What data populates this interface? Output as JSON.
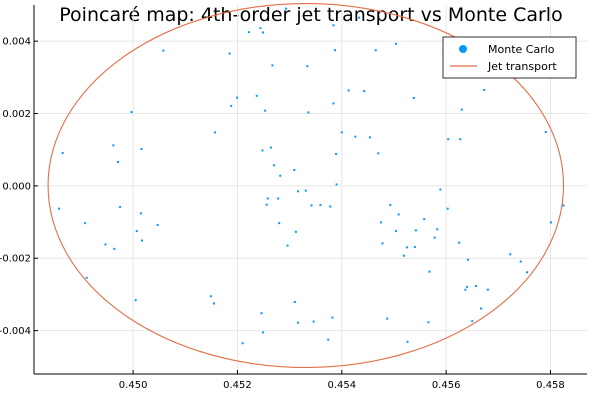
{
  "chart_data": {
    "type": "scatter",
    "title": "Poincaré map: 4th-order jet transport vs Monte Carlo",
    "xlabel": "",
    "ylabel": "",
    "xlim": [
      0.4481,
      0.4587
    ],
    "ylim": [
      -0.0052,
      0.005
    ],
    "xticks": [
      0.45,
      0.452,
      0.454,
      0.456,
      0.458
    ],
    "xtick_labels": [
      "0.450",
      "0.452",
      "0.454",
      "0.456",
      "0.458"
    ],
    "yticks": [
      -0.004,
      -0.002,
      0.0,
      0.002,
      0.004
    ],
    "ytick_labels": [
      "-0.004",
      "-0.002",
      "0.000",
      "0.002",
      "0.004"
    ],
    "grid": true,
    "legend_position": "top-right",
    "series": [
      {
        "name": "Monte Carlo",
        "kind": "scatter",
        "color": "#009AFA",
        "points": [
          [
            0.45293,
            0.0049
          ],
          [
            0.45433,
            0.00465
          ],
          [
            0.45244,
            0.00436
          ],
          [
            0.45222,
            0.00425
          ],
          [
            0.45249,
            0.00424
          ],
          [
            0.45384,
            0.00444
          ],
          [
            0.45504,
            0.00393
          ],
          [
            0.45465,
            0.00375
          ],
          [
            0.45595,
            0.00377
          ],
          [
            0.45058,
            0.00374
          ],
          [
            0.45185,
            0.00366
          ],
          [
            0.45387,
            0.00375
          ],
          [
            0.45267,
            0.00333
          ],
          [
            0.45334,
            0.00331
          ],
          [
            0.45413,
            0.00264
          ],
          [
            0.45443,
            0.00262
          ],
          [
            0.45673,
            0.00265
          ],
          [
            0.45199,
            0.00244
          ],
          [
            0.45237,
            0.00249
          ],
          [
            0.45538,
            0.00243
          ],
          [
            0.45188,
            0.00221
          ],
          [
            0.45384,
            0.00228
          ],
          [
            0.45253,
            0.00208
          ],
          [
            0.45336,
            0.00203
          ],
          [
            0.4563,
            0.00211
          ],
          [
            0.44997,
            0.00204
          ],
          [
            0.45157,
            0.00148
          ],
          [
            0.454,
            0.00148
          ],
          [
            0.45426,
            0.00136
          ],
          [
            0.45454,
            0.00134
          ],
          [
            0.45791,
            0.00149
          ],
          [
            0.45604,
            0.00129
          ],
          [
            0.45627,
            0.00129
          ],
          [
            0.45016,
            0.00102
          ],
          [
            0.45264,
            0.00106
          ],
          [
            0.45248,
            0.00098
          ],
          [
            0.45389,
            0.00088
          ],
          [
            0.4547,
            0.0009
          ],
          [
            0.44962,
            0.00112
          ],
          [
            0.44865,
            0.00091
          ],
          [
            0.44971,
            0.00066
          ],
          [
            0.4527,
            0.00057
          ],
          [
            0.45309,
            0.00044
          ],
          [
            0.45282,
            0.00028
          ],
          [
            0.4539,
            4e-05
          ],
          [
            0.45589,
            -0.0001
          ],
          [
            0.45316,
            -0.00015
          ],
          [
            0.45331,
            -0.00013
          ],
          [
            0.45258,
            -0.00035
          ],
          [
            0.45278,
            -0.00035
          ],
          [
            0.45256,
            -0.00052
          ],
          [
            0.45342,
            -0.00054
          ],
          [
            0.45359,
            -0.00053
          ],
          [
            0.45378,
            -0.00057
          ],
          [
            0.45493,
            -0.00053
          ],
          [
            0.45603,
            -0.00063
          ],
          [
            0.45825,
            -0.00054
          ],
          [
            0.44975,
            -0.00058
          ],
          [
            0.45015,
            -0.00076
          ],
          [
            0.45047,
            -0.00108
          ],
          [
            0.45007,
            -0.00125
          ],
          [
            0.45017,
            -0.00151
          ],
          [
            0.44858,
            -0.00063
          ],
          [
            0.44908,
            -0.00103
          ],
          [
            0.4528,
            -0.00103
          ],
          [
            0.45312,
            -0.00127
          ],
          [
            0.45509,
            -0.00079
          ],
          [
            0.45504,
            -0.00125
          ],
          [
            0.45558,
            -0.00092
          ],
          [
            0.45542,
            -0.00123
          ],
          [
            0.45583,
            -0.0012
          ],
          [
            0.45578,
            -0.00143
          ],
          [
            0.45475,
            -0.00101
          ],
          [
            0.45478,
            -0.00159
          ],
          [
            0.45525,
            -0.0017
          ],
          [
            0.4554,
            -0.00169
          ],
          [
            0.45625,
            -0.00157
          ],
          [
            0.45801,
            -0.00101
          ],
          [
            0.44947,
            -0.00162
          ],
          [
            0.44964,
            -0.00174
          ],
          [
            0.45296,
            -0.00165
          ],
          [
            0.45519,
            -0.00193
          ],
          [
            0.45723,
            -0.00189
          ],
          [
            0.45743,
            -0.00209
          ],
          [
            0.45642,
            -0.00204
          ],
          [
            0.45568,
            -0.00237
          ],
          [
            0.45755,
            -0.00239
          ],
          [
            0.44911,
            -0.00254
          ],
          [
            0.4564,
            -0.00279
          ],
          [
            0.45657,
            -0.00277
          ],
          [
            0.45637,
            -0.00287
          ],
          [
            0.4568,
            -0.00287
          ],
          [
            0.45667,
            -0.00339
          ],
          [
            0.45149,
            -0.00305
          ],
          [
            0.45155,
            -0.00325
          ],
          [
            0.45005,
            -0.00316
          ],
          [
            0.4531,
            -0.00321
          ],
          [
            0.45246,
            -0.00352
          ],
          [
            0.45316,
            -0.00378
          ],
          [
            0.45346,
            -0.00375
          ],
          [
            0.45382,
            -0.00364
          ],
          [
            0.45487,
            -0.00367
          ],
          [
            0.45566,
            -0.00377
          ],
          [
            0.4565,
            -0.00374
          ],
          [
            0.45249,
            -0.00405
          ],
          [
            0.45374,
            -0.00425
          ],
          [
            0.45526,
            -0.00431
          ],
          [
            0.4521,
            -0.00435
          ]
        ]
      },
      {
        "name": "Jet transport",
        "kind": "curve",
        "shape": "ellipse",
        "color": "#E26F46",
        "center": [
          0.45331,
          1e-05
        ],
        "semi_axes": [
          0.00494,
          0.00503
        ]
      }
    ]
  }
}
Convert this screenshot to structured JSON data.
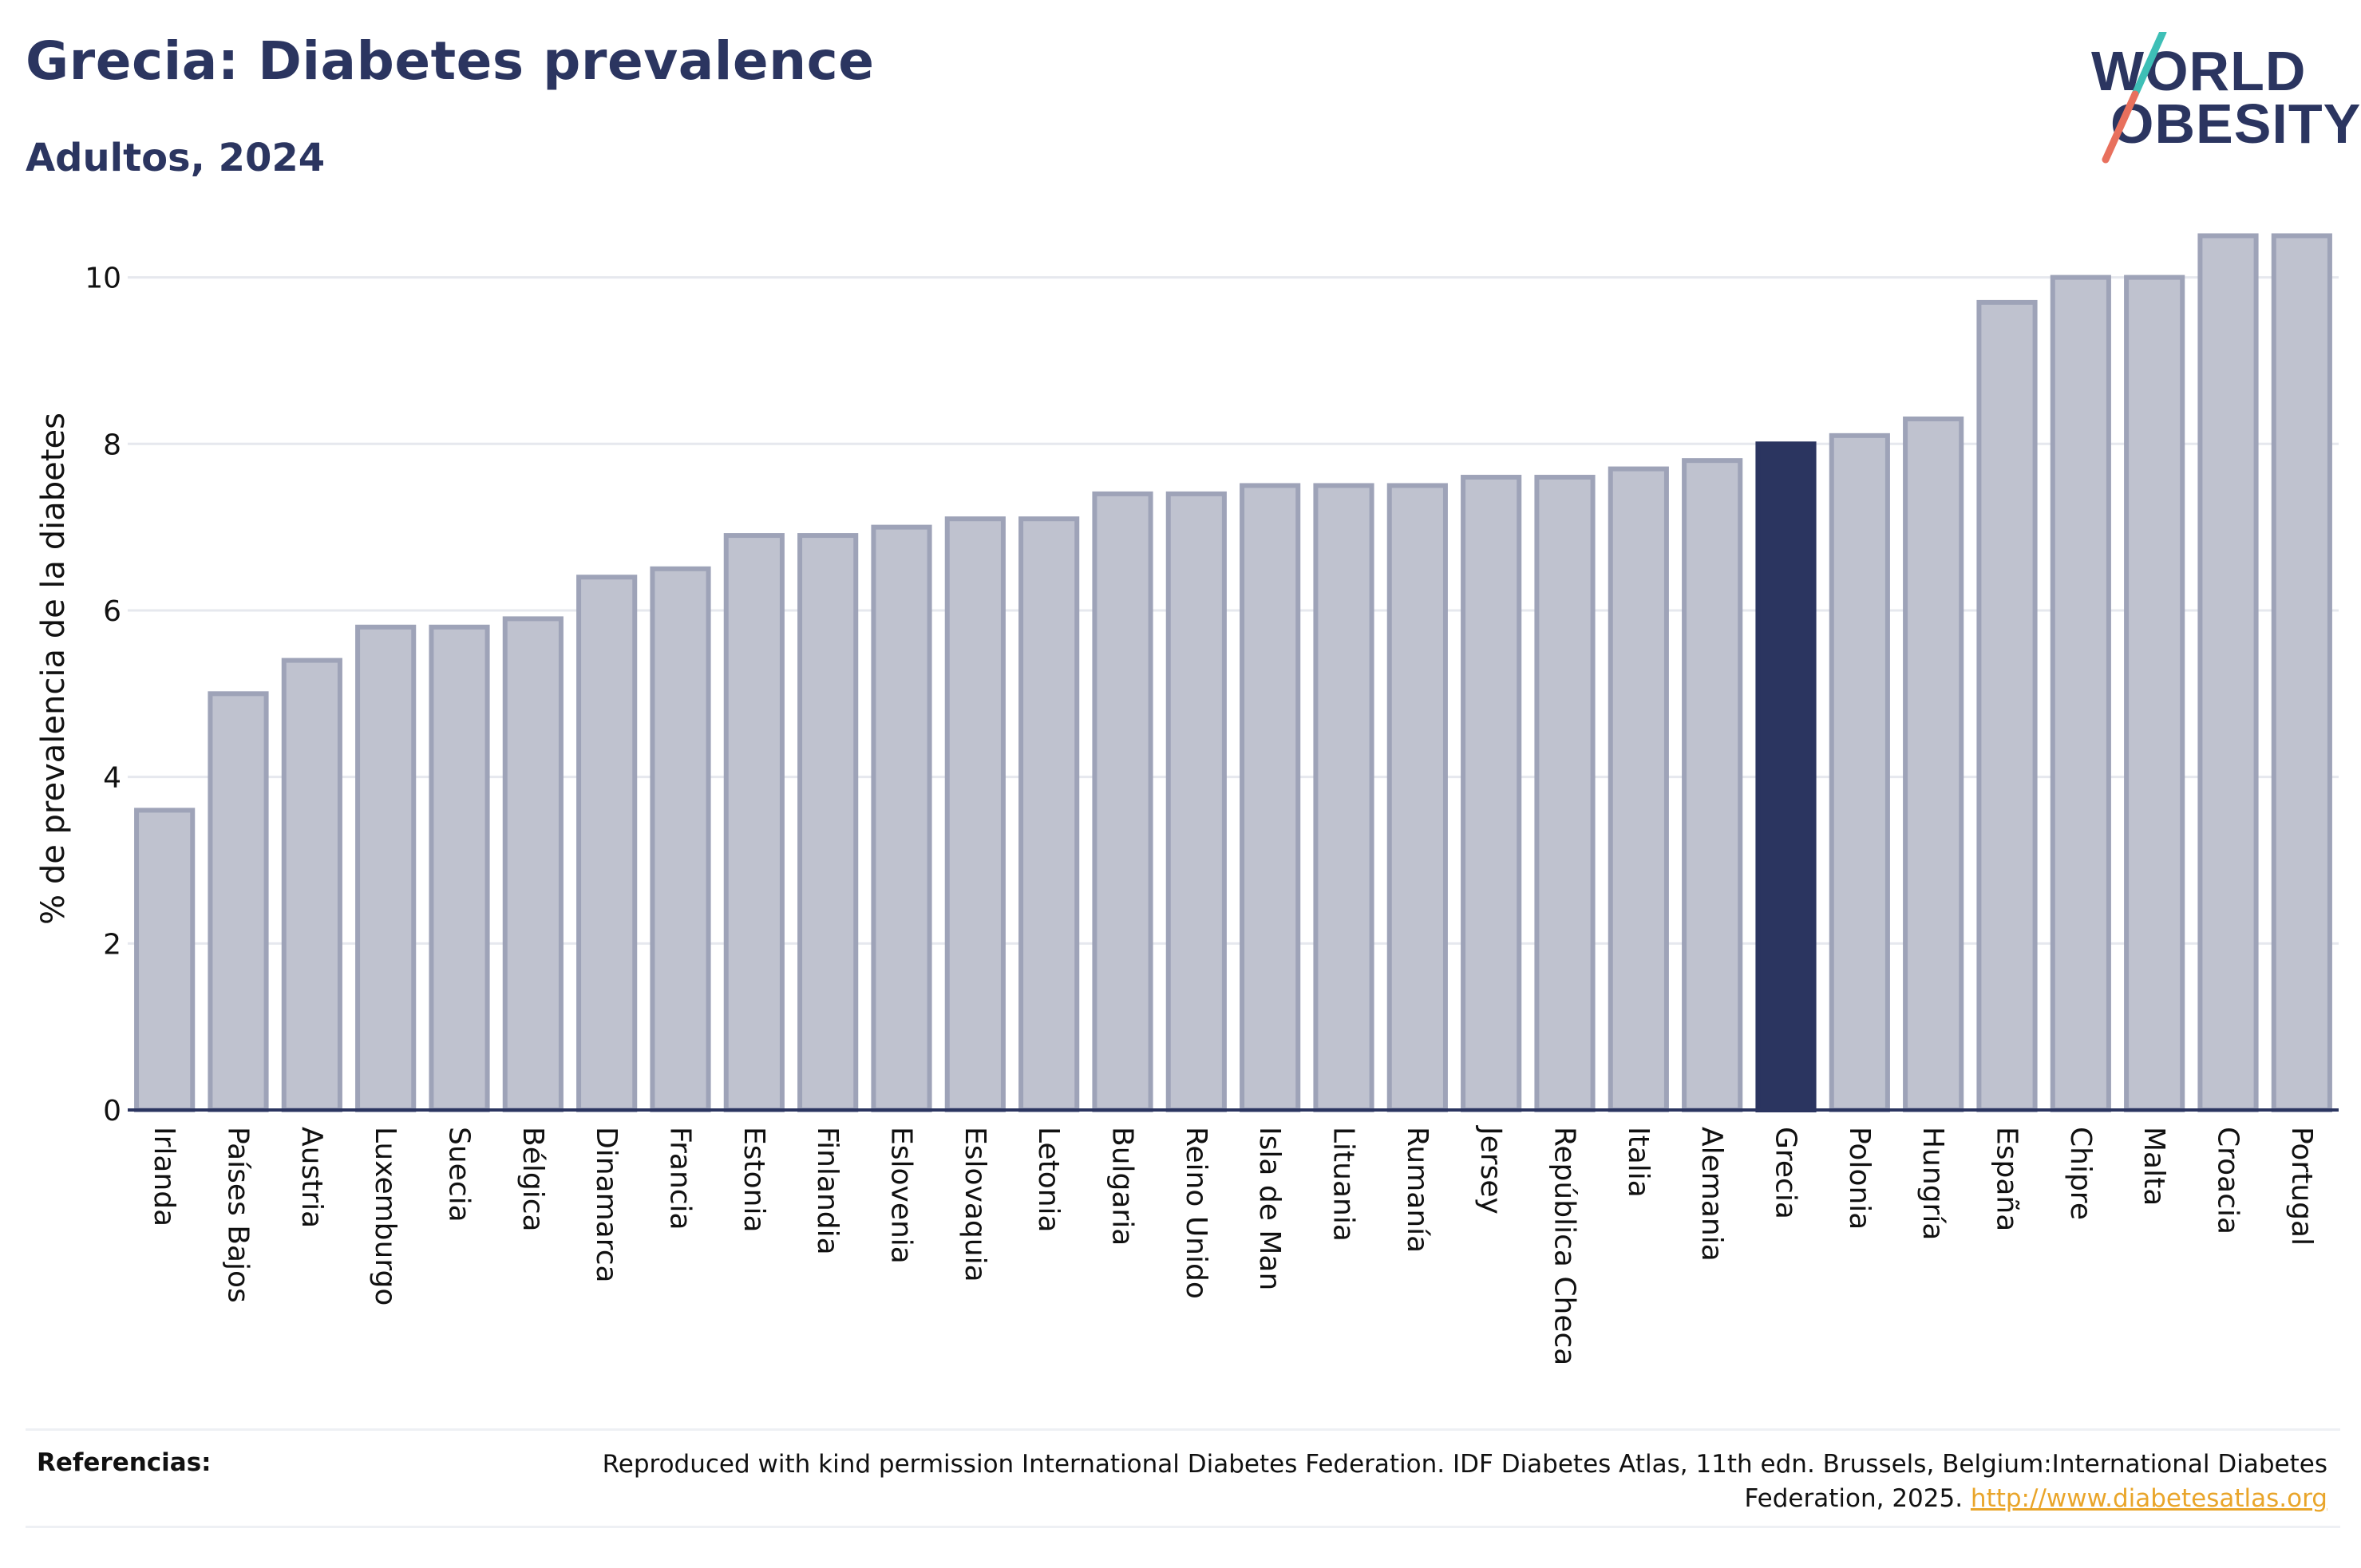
{
  "header": {
    "title": "Grecia: Diabetes prevalence",
    "subtitle": "Adultos, 2024"
  },
  "logo": {
    "line1": "WORLD",
    "line2": "OBESITY"
  },
  "colors": {
    "highlight": "#2b3560",
    "bar_fill": "#bfc2cf",
    "bar_stroke": "#9ea3b8",
    "accent_teal": "#3ebfb6",
    "accent_coral": "#e8705d",
    "link": "#e9a52a"
  },
  "chart_data": {
    "type": "bar",
    "ylabel": "% de prevalencia de la diabetes",
    "ylim": [
      0,
      10.6
    ],
    "yticks": [
      0,
      2,
      4,
      6,
      8,
      10
    ],
    "grid": true,
    "highlight": "Grecia",
    "categories": [
      "Irlanda",
      "Países Bajos",
      "Austria",
      "Luxemburgo",
      "Suecia",
      "Bélgica",
      "Dinamarca",
      "Francia",
      "Estonia",
      "Finlandia",
      "Eslovenia",
      "Eslovaquia",
      "Letonia",
      "Bulgaria",
      "Reino Unido",
      "Isla de Man",
      "Lituania",
      "Rumanía",
      "Jersey",
      "República Checa",
      "Italia",
      "Alemania",
      "Grecia",
      "Polonia",
      "Hungría",
      "España",
      "Chipre",
      "Malta",
      "Croacia",
      "Portugal"
    ],
    "values": [
      3.6,
      5.0,
      5.4,
      5.8,
      5.8,
      5.9,
      6.4,
      6.5,
      6.9,
      6.9,
      7.0,
      7.1,
      7.1,
      7.4,
      7.4,
      7.5,
      7.5,
      7.5,
      7.6,
      7.6,
      7.7,
      7.8,
      8.0,
      8.1,
      8.3,
      9.7,
      10.0,
      10.0,
      10.5,
      10.5
    ]
  },
  "references": {
    "label": "Referencias:",
    "text": "Reproduced with kind permission International Diabetes Federation. IDF Diabetes Atlas, 11th edn. Brussels, Belgium:International Diabetes Federation, 2025. ",
    "link": "http://www.diabetesatlas.org"
  }
}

The problem -
Using the material above, report each line where "transport" occurs.

Response to this task -
    "title": "Poincaré map: 4th-order jet transport vs Monte Carlo",
        "name": "Jet transport",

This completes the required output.